__Objective__
Please find all lines in the data that hold the string "threshold" and copy them.
START
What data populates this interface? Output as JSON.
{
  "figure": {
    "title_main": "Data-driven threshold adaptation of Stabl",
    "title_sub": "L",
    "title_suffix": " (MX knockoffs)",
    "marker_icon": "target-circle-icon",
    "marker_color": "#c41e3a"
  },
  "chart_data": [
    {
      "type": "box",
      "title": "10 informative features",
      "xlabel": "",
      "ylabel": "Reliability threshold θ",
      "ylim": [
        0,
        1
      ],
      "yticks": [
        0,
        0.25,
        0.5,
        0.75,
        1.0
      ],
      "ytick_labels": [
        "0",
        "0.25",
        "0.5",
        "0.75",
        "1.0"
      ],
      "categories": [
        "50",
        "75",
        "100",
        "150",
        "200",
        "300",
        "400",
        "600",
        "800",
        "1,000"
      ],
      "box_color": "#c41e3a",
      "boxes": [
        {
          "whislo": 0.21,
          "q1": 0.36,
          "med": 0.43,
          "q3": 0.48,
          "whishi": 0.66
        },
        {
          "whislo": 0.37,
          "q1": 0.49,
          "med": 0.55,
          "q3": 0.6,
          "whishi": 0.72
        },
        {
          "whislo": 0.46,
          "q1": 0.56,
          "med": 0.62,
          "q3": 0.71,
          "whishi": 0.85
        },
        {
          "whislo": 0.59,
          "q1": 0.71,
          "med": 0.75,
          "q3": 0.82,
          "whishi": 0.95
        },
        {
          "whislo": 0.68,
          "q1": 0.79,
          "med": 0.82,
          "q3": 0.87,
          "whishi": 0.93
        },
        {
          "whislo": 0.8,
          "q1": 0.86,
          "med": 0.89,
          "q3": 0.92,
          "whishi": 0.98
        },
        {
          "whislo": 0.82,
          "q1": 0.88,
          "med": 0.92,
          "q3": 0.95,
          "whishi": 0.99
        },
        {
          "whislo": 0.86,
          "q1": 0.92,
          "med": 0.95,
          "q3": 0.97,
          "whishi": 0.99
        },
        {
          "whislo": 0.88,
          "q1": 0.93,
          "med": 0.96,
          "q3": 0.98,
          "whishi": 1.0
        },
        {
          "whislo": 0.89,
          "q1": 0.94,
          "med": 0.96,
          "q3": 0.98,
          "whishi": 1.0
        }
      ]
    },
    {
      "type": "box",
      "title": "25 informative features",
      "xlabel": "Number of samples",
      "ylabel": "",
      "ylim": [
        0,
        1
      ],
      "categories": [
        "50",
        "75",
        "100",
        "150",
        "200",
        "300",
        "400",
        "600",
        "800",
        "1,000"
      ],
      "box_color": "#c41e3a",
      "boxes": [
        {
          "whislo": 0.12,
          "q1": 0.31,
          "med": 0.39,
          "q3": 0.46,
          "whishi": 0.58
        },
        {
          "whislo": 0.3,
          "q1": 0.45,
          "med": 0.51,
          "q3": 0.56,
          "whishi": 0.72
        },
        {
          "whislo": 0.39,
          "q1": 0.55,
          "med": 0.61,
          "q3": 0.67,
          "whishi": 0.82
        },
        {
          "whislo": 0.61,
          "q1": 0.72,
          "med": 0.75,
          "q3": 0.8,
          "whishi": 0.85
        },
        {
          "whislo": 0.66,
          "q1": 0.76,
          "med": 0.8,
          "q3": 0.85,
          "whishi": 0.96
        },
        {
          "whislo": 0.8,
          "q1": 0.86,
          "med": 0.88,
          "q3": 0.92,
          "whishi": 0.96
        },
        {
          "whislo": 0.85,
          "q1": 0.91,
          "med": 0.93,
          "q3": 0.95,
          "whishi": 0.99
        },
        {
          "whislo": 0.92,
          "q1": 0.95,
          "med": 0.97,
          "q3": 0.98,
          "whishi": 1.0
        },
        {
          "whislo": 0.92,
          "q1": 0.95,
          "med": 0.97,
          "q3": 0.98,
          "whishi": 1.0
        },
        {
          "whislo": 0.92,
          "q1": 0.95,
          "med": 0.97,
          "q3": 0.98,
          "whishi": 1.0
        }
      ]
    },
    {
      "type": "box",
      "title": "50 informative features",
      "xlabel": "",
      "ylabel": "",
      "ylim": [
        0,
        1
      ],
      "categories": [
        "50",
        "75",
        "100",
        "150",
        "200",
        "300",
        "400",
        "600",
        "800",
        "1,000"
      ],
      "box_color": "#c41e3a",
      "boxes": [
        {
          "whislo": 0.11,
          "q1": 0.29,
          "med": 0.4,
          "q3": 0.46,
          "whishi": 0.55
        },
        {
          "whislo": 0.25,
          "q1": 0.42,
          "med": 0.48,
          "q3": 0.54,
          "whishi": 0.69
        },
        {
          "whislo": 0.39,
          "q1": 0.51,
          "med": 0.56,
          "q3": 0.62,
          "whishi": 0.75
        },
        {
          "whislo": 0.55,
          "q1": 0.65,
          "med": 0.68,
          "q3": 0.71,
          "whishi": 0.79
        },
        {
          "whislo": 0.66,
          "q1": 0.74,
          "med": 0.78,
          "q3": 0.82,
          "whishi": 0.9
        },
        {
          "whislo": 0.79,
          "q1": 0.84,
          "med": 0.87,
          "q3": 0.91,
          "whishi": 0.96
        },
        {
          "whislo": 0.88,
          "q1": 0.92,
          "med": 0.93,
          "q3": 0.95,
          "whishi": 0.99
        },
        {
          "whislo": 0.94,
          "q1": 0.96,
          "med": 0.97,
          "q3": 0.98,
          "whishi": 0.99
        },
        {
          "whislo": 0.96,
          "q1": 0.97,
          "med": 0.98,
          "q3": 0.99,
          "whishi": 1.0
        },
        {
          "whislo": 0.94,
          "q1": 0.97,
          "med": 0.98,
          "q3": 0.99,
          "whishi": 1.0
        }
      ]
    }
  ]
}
END
__Answer to the problem__
    "title_main": "Data-driven threshold adaptation of Stabl",
      "ylabel": "Reliability threshold θ",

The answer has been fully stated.